_TASK TO CARRY OUT_. Copy out all lines carrying the word "name".
^^^^
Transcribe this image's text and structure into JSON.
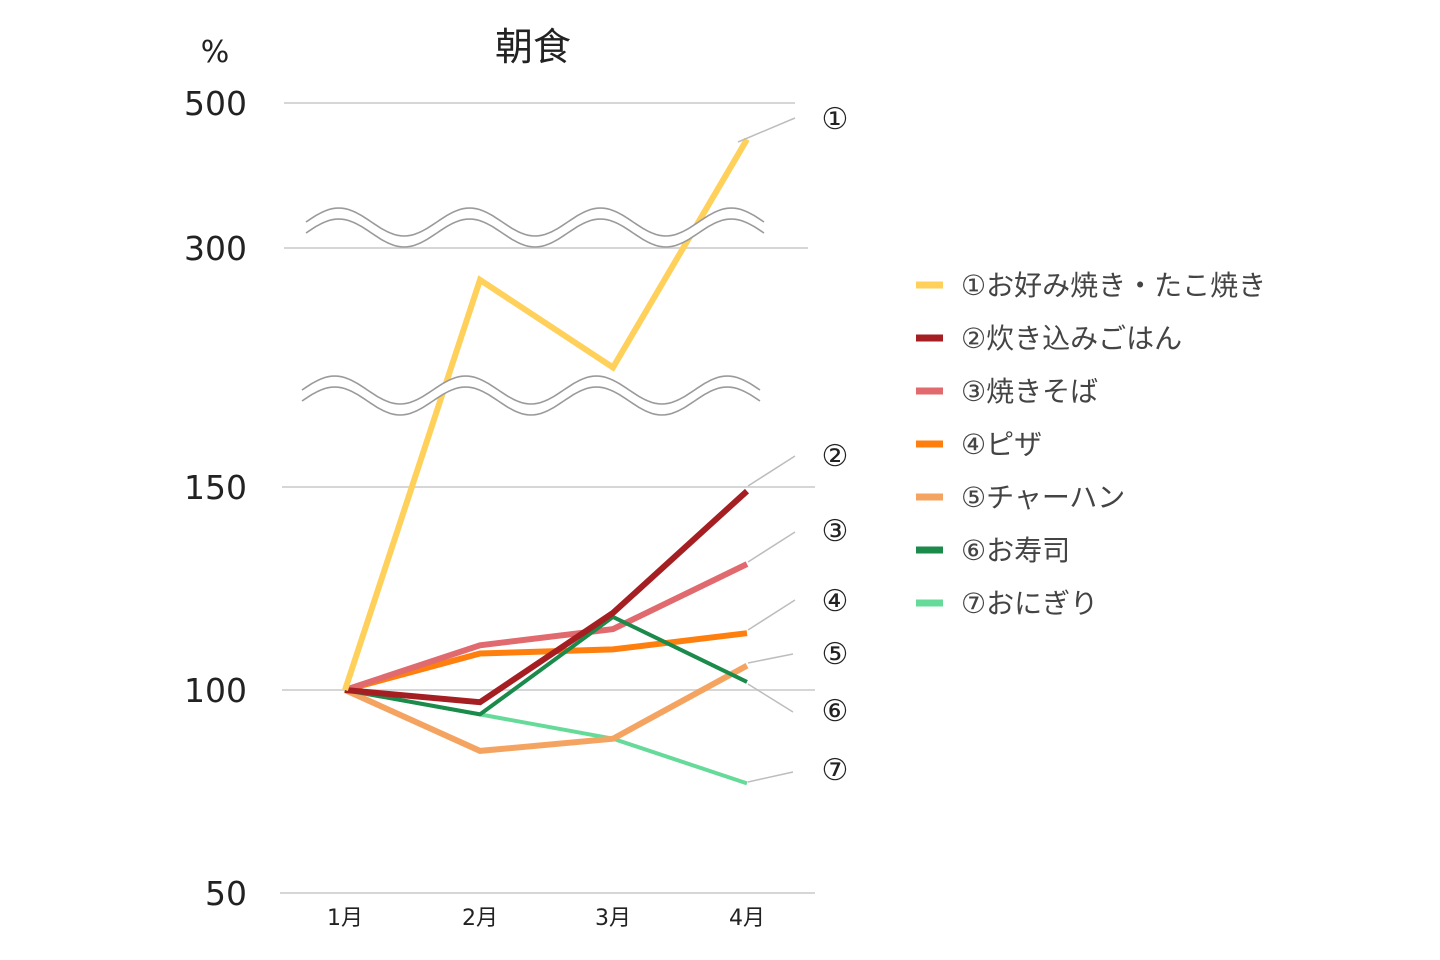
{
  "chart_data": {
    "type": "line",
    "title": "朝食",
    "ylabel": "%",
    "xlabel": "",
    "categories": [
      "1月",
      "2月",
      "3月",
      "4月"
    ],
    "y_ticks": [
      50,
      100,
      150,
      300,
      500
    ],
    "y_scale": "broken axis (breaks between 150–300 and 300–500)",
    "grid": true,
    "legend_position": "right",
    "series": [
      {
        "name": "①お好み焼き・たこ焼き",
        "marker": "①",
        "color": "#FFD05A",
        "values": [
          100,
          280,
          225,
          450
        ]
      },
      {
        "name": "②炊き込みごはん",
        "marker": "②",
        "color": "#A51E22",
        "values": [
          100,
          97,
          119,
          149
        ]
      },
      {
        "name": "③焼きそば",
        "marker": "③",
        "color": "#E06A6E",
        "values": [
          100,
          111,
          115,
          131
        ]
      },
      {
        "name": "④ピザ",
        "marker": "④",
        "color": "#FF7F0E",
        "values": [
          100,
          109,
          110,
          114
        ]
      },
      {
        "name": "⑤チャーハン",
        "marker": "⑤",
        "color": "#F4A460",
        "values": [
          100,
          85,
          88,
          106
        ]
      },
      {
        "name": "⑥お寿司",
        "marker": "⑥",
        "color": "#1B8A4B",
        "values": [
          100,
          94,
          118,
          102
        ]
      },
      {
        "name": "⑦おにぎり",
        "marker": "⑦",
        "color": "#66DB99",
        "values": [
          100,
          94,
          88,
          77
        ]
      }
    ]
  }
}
^^^^
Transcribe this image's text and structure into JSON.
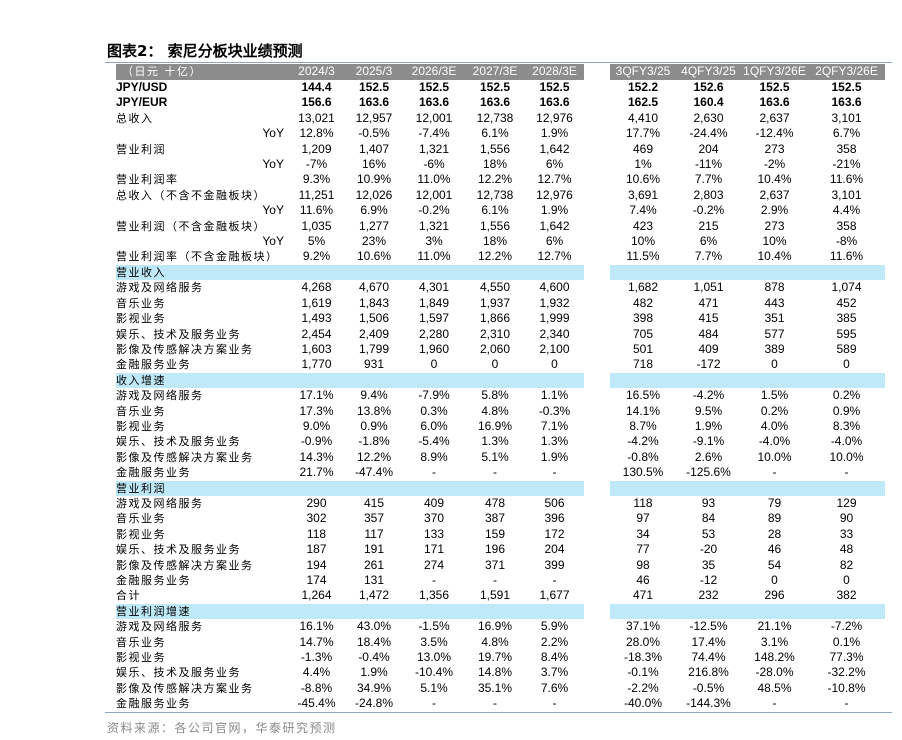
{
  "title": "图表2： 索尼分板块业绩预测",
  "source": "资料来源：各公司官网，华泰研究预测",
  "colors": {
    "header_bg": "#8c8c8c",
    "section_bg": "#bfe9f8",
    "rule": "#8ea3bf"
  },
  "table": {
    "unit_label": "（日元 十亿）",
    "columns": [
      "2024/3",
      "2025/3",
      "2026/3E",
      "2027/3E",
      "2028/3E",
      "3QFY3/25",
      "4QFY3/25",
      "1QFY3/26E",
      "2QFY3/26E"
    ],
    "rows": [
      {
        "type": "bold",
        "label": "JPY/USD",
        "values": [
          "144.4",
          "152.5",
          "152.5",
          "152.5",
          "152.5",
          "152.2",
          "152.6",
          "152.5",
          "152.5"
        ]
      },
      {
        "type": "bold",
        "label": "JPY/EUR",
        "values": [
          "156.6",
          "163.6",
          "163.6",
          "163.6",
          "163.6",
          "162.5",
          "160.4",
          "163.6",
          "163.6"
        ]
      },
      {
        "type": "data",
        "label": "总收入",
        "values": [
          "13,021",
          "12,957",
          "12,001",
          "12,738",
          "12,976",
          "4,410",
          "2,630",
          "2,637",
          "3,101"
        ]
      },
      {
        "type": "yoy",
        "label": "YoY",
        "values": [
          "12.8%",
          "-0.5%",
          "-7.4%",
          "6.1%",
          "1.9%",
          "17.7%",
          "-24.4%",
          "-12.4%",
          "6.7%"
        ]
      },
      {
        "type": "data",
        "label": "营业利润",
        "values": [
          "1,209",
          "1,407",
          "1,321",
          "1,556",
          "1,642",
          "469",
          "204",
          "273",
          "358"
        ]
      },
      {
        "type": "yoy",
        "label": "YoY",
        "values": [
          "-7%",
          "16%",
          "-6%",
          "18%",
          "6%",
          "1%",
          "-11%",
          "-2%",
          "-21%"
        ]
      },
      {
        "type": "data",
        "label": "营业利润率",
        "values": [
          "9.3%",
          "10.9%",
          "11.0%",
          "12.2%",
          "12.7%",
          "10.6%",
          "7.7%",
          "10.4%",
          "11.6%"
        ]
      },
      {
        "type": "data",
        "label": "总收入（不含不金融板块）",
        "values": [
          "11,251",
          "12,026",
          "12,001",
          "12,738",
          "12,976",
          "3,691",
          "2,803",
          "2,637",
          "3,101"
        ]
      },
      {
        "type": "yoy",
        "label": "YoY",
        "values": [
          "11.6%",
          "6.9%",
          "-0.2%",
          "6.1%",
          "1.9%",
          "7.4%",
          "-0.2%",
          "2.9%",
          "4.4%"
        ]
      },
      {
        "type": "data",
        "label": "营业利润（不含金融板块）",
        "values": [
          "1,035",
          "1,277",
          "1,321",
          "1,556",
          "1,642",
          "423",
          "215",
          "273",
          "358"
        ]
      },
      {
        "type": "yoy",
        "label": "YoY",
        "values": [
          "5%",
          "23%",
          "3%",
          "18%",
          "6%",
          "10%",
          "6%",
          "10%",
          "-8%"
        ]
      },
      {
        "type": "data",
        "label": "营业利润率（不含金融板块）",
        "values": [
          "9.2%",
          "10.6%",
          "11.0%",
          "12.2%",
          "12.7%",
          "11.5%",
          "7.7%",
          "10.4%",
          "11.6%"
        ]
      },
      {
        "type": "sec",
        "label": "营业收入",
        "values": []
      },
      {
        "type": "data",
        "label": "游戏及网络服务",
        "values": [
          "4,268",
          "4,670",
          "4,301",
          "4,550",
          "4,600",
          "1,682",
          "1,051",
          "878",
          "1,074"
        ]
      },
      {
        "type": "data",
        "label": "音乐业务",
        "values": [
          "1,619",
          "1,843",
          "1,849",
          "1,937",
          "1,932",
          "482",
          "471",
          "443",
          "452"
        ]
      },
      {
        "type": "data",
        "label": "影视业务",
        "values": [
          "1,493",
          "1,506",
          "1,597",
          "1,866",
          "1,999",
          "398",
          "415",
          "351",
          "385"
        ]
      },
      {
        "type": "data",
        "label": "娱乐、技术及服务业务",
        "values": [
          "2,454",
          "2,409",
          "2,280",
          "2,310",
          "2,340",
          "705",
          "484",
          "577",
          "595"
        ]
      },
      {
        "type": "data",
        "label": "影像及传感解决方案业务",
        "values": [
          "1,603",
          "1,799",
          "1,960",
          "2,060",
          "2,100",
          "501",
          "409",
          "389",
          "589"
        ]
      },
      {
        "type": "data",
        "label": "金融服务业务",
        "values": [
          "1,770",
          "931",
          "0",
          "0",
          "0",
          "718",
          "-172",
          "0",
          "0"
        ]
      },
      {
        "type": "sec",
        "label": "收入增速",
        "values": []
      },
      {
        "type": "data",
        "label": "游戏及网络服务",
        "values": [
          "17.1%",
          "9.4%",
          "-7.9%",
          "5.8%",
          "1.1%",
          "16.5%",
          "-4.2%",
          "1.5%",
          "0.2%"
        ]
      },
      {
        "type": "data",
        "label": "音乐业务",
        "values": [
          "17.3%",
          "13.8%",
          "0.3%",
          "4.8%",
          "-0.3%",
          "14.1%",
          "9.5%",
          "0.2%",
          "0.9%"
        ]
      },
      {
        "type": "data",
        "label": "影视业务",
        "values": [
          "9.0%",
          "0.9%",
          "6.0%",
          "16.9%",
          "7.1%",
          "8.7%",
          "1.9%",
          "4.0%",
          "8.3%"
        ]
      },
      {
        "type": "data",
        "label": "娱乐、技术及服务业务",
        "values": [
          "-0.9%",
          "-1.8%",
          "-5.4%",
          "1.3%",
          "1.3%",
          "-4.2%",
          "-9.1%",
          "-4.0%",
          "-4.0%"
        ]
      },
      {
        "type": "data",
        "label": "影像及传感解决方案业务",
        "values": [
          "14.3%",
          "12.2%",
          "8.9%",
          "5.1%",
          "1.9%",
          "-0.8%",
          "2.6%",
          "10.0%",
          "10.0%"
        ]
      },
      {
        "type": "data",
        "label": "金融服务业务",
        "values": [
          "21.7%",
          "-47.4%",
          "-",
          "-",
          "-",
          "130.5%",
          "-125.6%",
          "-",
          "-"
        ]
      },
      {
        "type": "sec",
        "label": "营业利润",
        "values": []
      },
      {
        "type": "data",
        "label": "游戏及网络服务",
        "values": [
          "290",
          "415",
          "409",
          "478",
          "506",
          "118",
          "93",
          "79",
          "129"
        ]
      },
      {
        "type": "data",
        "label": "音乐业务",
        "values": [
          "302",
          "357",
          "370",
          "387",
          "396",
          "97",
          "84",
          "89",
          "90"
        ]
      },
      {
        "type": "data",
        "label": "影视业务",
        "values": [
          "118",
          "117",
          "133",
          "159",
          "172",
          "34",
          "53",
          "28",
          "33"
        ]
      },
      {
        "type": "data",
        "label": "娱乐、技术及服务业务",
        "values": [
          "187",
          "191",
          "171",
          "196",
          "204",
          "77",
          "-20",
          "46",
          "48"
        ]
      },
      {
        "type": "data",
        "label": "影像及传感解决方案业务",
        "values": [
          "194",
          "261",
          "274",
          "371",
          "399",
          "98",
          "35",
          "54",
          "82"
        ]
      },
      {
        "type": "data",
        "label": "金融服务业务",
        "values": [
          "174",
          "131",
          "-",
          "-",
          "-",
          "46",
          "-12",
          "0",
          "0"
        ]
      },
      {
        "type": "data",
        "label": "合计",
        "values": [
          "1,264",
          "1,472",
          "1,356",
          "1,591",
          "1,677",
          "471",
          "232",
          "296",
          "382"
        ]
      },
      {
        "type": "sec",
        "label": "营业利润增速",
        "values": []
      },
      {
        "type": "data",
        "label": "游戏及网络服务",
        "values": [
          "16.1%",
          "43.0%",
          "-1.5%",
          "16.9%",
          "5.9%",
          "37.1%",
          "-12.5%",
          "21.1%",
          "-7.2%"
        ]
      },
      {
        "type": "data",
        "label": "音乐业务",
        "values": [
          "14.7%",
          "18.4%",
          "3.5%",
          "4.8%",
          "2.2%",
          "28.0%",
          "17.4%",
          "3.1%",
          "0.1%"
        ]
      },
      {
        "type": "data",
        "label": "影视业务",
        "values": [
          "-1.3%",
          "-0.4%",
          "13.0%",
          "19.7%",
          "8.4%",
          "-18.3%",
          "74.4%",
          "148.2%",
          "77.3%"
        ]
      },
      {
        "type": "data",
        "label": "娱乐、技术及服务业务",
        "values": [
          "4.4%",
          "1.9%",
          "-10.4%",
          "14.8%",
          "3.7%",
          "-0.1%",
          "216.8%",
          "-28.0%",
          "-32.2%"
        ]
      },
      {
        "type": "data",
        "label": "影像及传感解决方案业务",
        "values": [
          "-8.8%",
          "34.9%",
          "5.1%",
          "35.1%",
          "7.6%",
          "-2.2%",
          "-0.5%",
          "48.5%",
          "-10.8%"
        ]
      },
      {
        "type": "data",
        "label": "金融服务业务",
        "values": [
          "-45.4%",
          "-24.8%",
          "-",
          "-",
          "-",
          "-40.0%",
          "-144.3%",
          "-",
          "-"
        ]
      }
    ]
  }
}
^^^^
_RESPONSE TO THIS EXERCISE_.
        "name": "①お好み焼き・たこ焼き",
        "name": "②炊き込みごはん",
        "name": "③焼きそば",
        "name": "④ピザ",
        "name": "⑤チャーハン",
        "name": "⑥お寿司",
        "name": "⑦おにぎり",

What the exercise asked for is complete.